- _WHAT THE TASK ASKS_
Output the full material exactly as it appears here.

******************************

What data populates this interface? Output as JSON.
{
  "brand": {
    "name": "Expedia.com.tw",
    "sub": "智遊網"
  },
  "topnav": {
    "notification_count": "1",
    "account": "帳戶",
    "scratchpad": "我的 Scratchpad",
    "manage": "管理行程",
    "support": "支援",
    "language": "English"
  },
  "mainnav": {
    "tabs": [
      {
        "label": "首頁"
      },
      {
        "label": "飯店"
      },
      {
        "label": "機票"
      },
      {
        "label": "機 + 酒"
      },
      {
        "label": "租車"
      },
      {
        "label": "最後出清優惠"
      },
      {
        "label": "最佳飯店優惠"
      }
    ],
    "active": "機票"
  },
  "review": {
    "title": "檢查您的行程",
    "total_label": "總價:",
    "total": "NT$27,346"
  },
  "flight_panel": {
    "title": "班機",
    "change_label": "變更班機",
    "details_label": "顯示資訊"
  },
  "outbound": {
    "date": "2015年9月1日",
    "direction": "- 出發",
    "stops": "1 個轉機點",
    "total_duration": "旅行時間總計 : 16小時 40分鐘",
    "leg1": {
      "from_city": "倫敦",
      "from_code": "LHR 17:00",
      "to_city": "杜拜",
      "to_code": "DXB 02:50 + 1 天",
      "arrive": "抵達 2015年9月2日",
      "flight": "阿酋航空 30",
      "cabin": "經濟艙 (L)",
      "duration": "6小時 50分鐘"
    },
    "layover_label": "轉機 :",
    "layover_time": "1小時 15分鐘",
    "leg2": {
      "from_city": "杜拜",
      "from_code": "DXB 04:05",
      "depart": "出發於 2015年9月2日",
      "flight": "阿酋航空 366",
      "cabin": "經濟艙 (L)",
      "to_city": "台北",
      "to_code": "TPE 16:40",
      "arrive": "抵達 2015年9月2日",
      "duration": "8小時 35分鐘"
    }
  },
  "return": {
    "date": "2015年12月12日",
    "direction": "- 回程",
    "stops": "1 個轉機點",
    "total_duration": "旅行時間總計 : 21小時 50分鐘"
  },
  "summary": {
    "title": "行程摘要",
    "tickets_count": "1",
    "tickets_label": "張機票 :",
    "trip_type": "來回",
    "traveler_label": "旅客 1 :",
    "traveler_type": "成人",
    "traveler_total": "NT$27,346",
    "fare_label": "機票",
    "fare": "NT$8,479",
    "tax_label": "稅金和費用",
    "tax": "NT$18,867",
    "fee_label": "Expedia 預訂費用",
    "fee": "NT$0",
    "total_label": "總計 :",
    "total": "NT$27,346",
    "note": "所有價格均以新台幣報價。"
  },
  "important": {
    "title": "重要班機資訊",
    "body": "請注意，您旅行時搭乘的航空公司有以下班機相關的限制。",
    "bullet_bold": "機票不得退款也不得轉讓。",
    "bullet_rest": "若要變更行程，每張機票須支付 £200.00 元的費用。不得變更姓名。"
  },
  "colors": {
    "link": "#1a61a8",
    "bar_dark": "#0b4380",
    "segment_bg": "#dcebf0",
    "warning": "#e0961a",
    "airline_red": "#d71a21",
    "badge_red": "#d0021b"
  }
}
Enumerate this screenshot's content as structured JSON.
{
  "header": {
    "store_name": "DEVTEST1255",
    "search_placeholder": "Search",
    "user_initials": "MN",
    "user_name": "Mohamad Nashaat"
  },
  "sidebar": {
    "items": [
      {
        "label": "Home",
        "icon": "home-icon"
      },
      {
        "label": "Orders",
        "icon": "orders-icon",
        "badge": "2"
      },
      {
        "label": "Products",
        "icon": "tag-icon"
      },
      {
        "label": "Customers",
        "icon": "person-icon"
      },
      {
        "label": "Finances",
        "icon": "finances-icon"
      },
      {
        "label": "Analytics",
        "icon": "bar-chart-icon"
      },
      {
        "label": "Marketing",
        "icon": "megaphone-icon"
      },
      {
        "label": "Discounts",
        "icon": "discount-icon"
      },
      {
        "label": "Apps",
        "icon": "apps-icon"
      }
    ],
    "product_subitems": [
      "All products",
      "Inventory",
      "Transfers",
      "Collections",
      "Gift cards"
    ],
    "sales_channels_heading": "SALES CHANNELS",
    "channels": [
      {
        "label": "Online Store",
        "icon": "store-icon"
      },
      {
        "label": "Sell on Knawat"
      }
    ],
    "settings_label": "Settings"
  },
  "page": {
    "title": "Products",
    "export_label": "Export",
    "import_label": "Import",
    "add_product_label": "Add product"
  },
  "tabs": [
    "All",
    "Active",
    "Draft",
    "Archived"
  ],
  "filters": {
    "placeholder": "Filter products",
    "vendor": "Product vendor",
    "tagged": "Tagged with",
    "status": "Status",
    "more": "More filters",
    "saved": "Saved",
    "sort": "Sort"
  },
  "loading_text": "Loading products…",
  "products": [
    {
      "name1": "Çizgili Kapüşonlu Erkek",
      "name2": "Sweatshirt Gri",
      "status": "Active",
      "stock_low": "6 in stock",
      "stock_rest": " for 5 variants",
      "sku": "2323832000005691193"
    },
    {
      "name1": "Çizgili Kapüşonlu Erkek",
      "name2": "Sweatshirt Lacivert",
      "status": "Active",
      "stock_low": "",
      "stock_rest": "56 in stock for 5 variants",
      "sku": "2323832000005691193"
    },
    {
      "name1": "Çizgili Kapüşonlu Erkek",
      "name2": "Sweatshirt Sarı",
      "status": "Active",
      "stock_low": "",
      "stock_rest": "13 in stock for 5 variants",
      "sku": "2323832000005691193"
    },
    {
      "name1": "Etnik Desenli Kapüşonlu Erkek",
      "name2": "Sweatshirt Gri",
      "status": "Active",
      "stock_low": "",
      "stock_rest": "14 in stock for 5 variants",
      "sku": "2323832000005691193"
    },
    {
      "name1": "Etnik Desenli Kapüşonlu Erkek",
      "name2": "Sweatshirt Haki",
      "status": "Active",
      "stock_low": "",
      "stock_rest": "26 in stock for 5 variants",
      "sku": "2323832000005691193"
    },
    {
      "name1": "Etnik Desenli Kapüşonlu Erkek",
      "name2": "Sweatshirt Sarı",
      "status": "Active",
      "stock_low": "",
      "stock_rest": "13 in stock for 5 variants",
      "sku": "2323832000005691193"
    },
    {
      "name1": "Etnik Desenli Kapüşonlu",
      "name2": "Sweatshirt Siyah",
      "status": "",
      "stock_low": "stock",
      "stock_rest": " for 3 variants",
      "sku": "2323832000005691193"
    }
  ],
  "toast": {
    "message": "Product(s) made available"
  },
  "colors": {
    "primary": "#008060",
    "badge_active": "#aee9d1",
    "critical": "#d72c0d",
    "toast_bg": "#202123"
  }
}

******************************

- _PROBLEM SOLUTION_
What data populates this interface? Output as JSON.
{
  "brand": {
    "name": "Expedia.com.tw",
    "sub": "智遊網"
  },
  "topnav": {
    "notification_count": "1",
    "account": "帳戶",
    "scratchpad": "我的 Scratchpad",
    "manage": "管理行程",
    "support": "支援",
    "language": "English"
  },
  "mainnav": {
    "tabs": [
      {
        "label": "首頁"
      },
      {
        "label": "飯店"
      },
      {
        "label": "機票"
      },
      {
        "label": "機 + 酒"
      },
      {
        "label": "租車"
      },
      {
        "label": "最後出清優惠"
      },
      {
        "label": "最佳飯店優惠"
      }
    ],
    "active": "機票"
  },
  "review": {
    "title": "檢查您的行程",
    "total_label": "總價:",
    "total": "NT$27,346"
  },
  "flight_panel": {
    "title": "班機",
    "change_label": "變更班機",
    "details_label": "顯示資訊"
  },
  "outbound": {
    "date": "2015年9月1日",
    "direction": "- 出發",
    "stops": "1 個轉機點",
    "total_duration": "旅行時間總計 : 16小時 40分鐘",
    "leg1": {
      "from_city": "倫敦",
      "from_code": "LHR 17:00",
      "to_city": "杜拜",
      "to_code": "DXB 02:50 + 1 天",
      "arrive": "抵達 2015年9月2日",
      "flight": "阿酋航空 30",
      "cabin": "經濟艙 (L)",
      "duration": "6小時 50分鐘"
    },
    "layover_label": "轉機 :",
    "layover_time": "1小時 15分鐘",
    "leg2": {
      "from_city": "杜拜",
      "from_code": "DXB 04:05",
      "depart": "出發於 2015年9月2日",
      "flight": "阿酋航空 366",
      "cabin": "經濟艙 (L)",
      "to_city": "台北",
      "to_code": "TPE 16:40",
      "arrive": "抵達 2015年9月2日",
      "duration": "8小時 35分鐘"
    }
  },
  "return": {
    "date": "2015年12月12日",
    "direction": "- 回程",
    "stops": "1 個轉機點",
    "total_duration": "旅行時間總計 : 21小時 50分鐘"
  },
  "summary": {
    "title": "行程摘要",
    "tickets_count": "1",
    "tickets_label": "張機票 :",
    "trip_type": "來回",
    "traveler_label": "旅客 1 :",
    "traveler_type": "成人",
    "traveler_total": "NT$27,346",
    "fare_label": "機票",
    "fare": "NT$8,479",
    "tax_label": "稅金和費用",
    "tax": "NT$18,867",
    "fee_label": "Expedia 預訂費用",
    "fee": "NT$0",
    "total_label": "總計 :",
    "total": "NT$27,346",
    "note": "所有價格均以新台幣報價。"
  },
  "important": {
    "title": "重要班機資訊",
    "body": "請注意，您旅行時搭乘的航空公司有以下班機相關的限制。",
    "bullet_bold": "機票不得退款也不得轉讓。",
    "bullet_rest": "若要變更行程，每張機票須支付 £200.00 元的費用。不得變更姓名。"
  },
  "colors": {
    "link": "#1a61a8",
    "bar_dark": "#0b4380",
    "segment_bg": "#dcebf0",
    "warning": "#e0961a",
    "airline_red": "#d71a21",
    "badge_red": "#d0021b"
  }
}
Enumerate this screenshot's content as structured JSON.
{
  "header": {
    "store_name": "DEVTEST1255",
    "search_placeholder": "Search",
    "user_initials": "MN",
    "user_name": "Mohamad Nashaat"
  },
  "sidebar": {
    "items": [
      {
        "label": "Home",
        "icon": "home-icon"
      },
      {
        "label": "Orders",
        "icon": "orders-icon",
        "badge": "2"
      },
      {
        "label": "Products",
        "icon": "tag-icon"
      },
      {
        "label": "Customers",
        "icon": "person-icon"
      },
      {
        "label": "Finances",
        "icon": "finances-icon"
      },
      {
        "label": "Analytics",
        "icon": "bar-chart-icon"
      },
      {
        "label": "Marketing",
        "icon": "megaphone-icon"
      },
      {
        "label": "Discounts",
        "icon": "discount-icon"
      },
      {
        "label": "Apps",
        "icon": "apps-icon"
      }
    ],
    "product_subitems": [
      "All products",
      "Inventory",
      "Transfers",
      "Collections",
      "Gift cards"
    ],
    "sales_channels_heading": "SALES CHANNELS",
    "channels": [
      {
        "label": "Online Store",
        "icon": "store-icon"
      },
      {
        "label": "Sell on Knawat"
      }
    ],
    "settings_label": "Settings"
  },
  "page": {
    "title": "Products",
    "export_label": "Export",
    "import_label": "Import",
    "add_product_label": "Add product"
  },
  "tabs": [
    "All",
    "Active",
    "Draft",
    "Archived"
  ],
  "filters": {
    "placeholder": "Filter products",
    "vendor": "Product vendor",
    "tagged": "Tagged with",
    "status": "Status",
    "more": "More filters",
    "saved": "Saved",
    "sort": "Sort"
  },
  "loading_text": "Loading products…",
  "products": [
    {
      "name1": "Çizgili Kapüşonlu Erkek",
      "name2": "Sweatshirt Gri",
      "status": "Active",
      "stock_low": "6 in stock",
      "stock_rest": " for 5 variants",
      "sku": "2323832000005691193"
    },
    {
      "name1": "Çizgili Kapüşonlu Erkek",
      "name2": "Sweatshirt Lacivert",
      "status": "Active",
      "stock_low": "",
      "stock_rest": "56 in stock for 5 variants",
      "sku": "2323832000005691193"
    },
    {
      "name1": "Çizgili Kapüşonlu Erkek",
      "name2": "Sweatshirt Sarı",
      "status": "Active",
      "stock_low": "",
      "stock_rest": "13 in stock for 5 variants",
      "sku": "2323832000005691193"
    },
    {
      "name1": "Etnik Desenli Kapüşonlu Erkek",
      "name2": "Sweatshirt Gri",
      "status": "Active",
      "stock_low": "",
      "stock_rest": "14 in stock for 5 variants",
      "sku": "2323832000005691193"
    },
    {
      "name1": "Etnik Desenli Kapüşonlu Erkek",
      "name2": "Sweatshirt Haki",
      "status": "Active",
      "stock_low": "",
      "stock_rest": "26 in stock for 5 variants",
      "sku": "2323832000005691193"
    },
    {
      "name1": "Etnik Desenli Kapüşonlu Erkek",
      "name2": "Sweatshirt Sarı",
      "status": "Active",
      "stock_low": "",
      "stock_rest": "13 in stock for 5 variants",
      "sku": "2323832000005691193"
    },
    {
      "name1": "Etnik Desenli Kapüşonlu",
      "name2": "Sweatshirt Siyah",
      "status": "",
      "stock_low": "stock",
      "stock_rest": " for 3 variants",
      "sku": "2323832000005691193"
    }
  ],
  "toast": {
    "message": "Product(s) made available"
  },
  "colors": {
    "primary": "#008060",
    "badge_active": "#aee9d1",
    "critical": "#d72c0d",
    "toast_bg": "#202123"
  }
}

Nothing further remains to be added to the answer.